Records:
============================================================

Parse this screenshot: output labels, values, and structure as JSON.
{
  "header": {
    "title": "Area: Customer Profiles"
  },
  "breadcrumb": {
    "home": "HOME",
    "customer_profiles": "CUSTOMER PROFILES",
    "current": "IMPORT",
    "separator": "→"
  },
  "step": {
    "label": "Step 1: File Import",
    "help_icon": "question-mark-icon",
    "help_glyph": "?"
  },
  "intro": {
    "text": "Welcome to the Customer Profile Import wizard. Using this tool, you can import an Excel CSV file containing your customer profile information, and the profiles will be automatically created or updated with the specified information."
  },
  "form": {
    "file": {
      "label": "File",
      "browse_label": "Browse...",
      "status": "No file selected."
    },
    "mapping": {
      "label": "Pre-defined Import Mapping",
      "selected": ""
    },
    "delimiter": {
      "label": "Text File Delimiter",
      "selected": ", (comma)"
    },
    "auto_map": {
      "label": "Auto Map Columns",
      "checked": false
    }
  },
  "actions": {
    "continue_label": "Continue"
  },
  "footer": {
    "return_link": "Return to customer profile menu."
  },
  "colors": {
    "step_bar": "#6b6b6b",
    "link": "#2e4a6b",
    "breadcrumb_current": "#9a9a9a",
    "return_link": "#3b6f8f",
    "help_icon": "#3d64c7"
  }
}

============================================================

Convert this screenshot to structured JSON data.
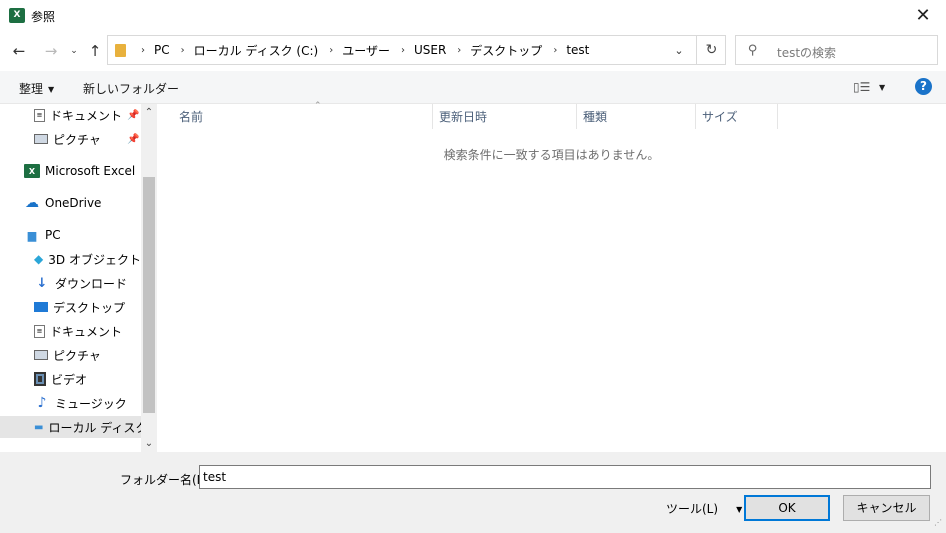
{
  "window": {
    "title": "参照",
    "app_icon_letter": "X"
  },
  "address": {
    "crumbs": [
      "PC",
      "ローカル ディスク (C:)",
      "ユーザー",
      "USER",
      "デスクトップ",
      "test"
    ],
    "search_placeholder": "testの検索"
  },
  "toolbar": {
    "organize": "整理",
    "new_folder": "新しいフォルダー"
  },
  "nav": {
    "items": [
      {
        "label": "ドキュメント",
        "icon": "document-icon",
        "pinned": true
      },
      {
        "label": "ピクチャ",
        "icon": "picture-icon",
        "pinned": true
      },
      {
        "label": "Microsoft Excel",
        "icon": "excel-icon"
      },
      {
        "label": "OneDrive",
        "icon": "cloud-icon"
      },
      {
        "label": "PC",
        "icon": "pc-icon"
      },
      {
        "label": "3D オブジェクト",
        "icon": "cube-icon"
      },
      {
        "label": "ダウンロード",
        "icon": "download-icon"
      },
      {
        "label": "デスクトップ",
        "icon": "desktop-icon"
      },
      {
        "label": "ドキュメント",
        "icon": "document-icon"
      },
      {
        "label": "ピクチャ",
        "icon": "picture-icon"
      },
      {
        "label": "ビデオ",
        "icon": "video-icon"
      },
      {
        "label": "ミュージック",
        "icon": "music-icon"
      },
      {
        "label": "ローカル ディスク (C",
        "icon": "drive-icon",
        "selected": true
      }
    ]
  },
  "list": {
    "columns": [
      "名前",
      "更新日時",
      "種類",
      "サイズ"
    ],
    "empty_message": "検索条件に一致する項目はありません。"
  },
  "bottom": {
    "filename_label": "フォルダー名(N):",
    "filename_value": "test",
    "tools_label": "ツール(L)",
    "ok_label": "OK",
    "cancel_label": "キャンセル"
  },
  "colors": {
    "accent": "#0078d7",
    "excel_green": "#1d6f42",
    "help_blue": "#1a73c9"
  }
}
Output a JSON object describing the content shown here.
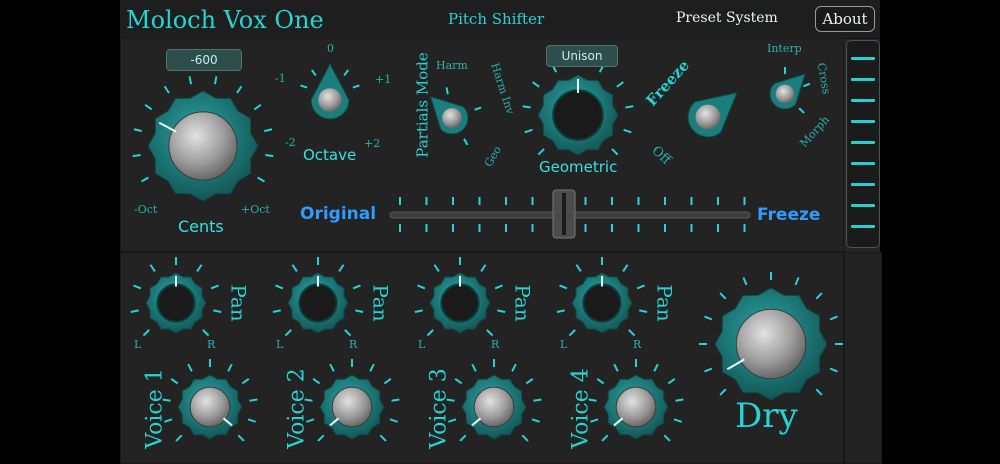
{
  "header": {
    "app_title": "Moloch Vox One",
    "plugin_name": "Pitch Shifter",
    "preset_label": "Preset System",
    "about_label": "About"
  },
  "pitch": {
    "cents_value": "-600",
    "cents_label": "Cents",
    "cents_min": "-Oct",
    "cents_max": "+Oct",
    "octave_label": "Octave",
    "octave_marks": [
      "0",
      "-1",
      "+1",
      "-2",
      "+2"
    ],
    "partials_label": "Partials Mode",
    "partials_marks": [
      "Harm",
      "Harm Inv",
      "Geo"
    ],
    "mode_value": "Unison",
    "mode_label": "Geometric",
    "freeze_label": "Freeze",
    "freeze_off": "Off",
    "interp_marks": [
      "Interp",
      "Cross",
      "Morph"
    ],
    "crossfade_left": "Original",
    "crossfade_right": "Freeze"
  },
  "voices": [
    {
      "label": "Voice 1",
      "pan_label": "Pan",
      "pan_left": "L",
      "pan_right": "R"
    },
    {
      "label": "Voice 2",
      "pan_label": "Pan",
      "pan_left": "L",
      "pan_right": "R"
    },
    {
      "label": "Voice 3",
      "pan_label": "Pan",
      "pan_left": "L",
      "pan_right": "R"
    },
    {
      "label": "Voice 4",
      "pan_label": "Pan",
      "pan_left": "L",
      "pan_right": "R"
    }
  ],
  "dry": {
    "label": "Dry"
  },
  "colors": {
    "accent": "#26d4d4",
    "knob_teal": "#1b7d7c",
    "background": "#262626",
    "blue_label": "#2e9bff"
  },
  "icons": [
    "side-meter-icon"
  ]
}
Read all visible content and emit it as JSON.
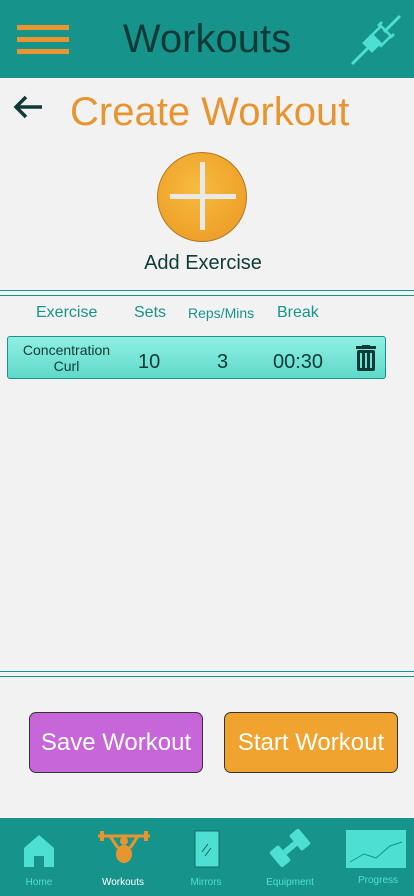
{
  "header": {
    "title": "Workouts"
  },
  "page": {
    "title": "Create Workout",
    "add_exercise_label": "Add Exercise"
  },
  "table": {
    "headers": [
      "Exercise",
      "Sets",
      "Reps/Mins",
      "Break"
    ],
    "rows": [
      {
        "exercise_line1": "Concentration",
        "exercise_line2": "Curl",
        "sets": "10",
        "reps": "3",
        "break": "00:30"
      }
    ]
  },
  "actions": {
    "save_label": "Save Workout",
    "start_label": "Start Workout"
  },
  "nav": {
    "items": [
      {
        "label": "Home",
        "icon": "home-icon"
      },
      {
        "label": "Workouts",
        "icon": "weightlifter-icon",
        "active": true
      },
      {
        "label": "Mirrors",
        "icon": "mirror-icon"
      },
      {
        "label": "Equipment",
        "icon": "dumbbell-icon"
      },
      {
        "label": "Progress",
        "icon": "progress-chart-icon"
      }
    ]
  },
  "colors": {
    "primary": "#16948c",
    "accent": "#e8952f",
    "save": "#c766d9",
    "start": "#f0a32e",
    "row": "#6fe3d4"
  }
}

============================================================

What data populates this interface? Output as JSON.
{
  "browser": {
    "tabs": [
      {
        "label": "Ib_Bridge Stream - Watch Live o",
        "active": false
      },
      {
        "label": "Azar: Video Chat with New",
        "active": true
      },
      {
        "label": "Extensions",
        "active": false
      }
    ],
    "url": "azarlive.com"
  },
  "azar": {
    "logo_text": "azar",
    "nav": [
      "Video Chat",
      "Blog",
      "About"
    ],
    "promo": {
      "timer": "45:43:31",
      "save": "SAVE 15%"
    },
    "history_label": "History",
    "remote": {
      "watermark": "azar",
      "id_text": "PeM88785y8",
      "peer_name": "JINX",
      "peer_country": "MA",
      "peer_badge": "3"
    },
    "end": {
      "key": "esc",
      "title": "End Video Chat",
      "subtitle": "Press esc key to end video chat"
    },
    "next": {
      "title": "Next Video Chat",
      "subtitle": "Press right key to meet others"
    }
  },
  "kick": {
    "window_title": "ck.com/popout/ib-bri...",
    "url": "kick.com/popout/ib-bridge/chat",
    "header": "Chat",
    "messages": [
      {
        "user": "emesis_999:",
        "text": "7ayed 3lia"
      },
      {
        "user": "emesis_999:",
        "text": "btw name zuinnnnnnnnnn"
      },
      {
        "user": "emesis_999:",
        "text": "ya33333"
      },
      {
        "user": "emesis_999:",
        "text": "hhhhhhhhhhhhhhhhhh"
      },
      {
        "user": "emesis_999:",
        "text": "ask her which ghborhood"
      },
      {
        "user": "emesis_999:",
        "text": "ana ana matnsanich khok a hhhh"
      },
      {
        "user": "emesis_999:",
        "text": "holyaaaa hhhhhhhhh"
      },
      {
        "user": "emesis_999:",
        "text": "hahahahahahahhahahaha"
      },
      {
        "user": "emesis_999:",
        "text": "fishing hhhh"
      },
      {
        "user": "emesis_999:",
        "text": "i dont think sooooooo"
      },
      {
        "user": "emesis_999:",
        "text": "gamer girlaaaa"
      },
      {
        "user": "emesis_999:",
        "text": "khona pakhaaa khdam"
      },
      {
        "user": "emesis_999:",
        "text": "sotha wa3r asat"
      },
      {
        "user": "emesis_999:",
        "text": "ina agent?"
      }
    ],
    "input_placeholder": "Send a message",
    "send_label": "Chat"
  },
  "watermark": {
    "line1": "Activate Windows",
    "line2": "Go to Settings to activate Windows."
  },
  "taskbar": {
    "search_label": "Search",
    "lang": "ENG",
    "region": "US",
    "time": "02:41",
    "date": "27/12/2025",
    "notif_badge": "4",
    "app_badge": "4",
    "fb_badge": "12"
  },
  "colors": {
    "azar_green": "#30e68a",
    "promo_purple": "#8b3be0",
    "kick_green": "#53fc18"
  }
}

============================================================

STATED GOAL :: Identify every line holding the word "picture" and copy it out.

FINISHED TASK ::
        "icon": "picture-icon",
        "icon": "picture-icon"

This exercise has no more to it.